WHAT NEEDS TO BE DONE
With the pictures omitted, write out the entries that follow exactly as they stand.

═══ DATA EXTRACT ═══

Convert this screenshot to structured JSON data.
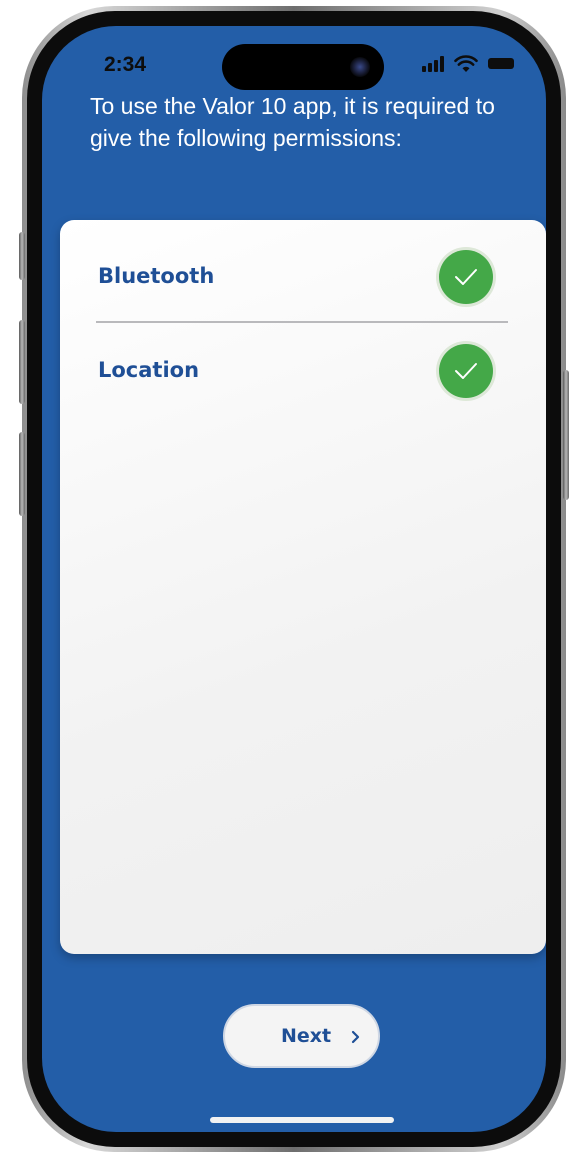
{
  "status_bar": {
    "time": "2:34",
    "icons": [
      "signal-icon",
      "wifi-icon",
      "battery-icon"
    ]
  },
  "intro": {
    "text": "To use the Valor 10 app, it is required to give the following permissions:"
  },
  "permissions": [
    {
      "label": "Bluetooth",
      "granted": true,
      "icon": "checkmark-icon"
    },
    {
      "label": "Location",
      "granted": true,
      "icon": "checkmark-icon"
    }
  ],
  "next_button": {
    "label": "Next",
    "icon": "chevron-right-icon"
  },
  "colors": {
    "background": "#235ea8",
    "card": "#f2f2f2",
    "accent_text": "#1f4f96",
    "check_green": "#44a848"
  }
}
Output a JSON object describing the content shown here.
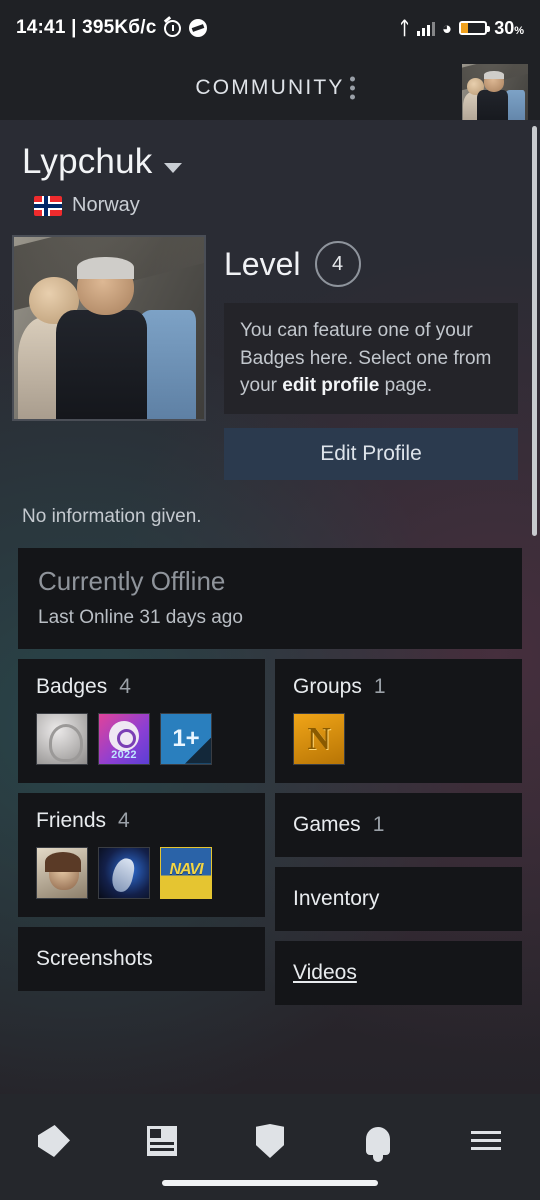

═══

SOLUTION FOR THIS TASK
Convert this screenshot to structured JSON data.
{
  "status_bar": {
    "time": "2:34",
    "icons": [
      "signal-icon",
      "wifi-icon",
      "battery-icon"
    ]
  },
  "intro": {
    "text": "To use the Valor 10 app, it is required to give the following permissions:"
  },
  "permissions": [
    {
      "label": "Bluetooth",
      "granted": true,
      "icon": "checkmark-icon"
    },
    {
      "label": "Location",
      "granted": true,
      "icon": "checkmark-icon"
    }
  ],
  "next_button": {
    "label": "Next",
    "icon": "chevron-right-icon"
  },
  "colors": {
    "background": "#235ea8",
    "card": "#f2f2f2",
    "accent_text": "#1f4f96",
    "check_green": "#44a848"
  }
}
Output a JSON object describing the content shown here.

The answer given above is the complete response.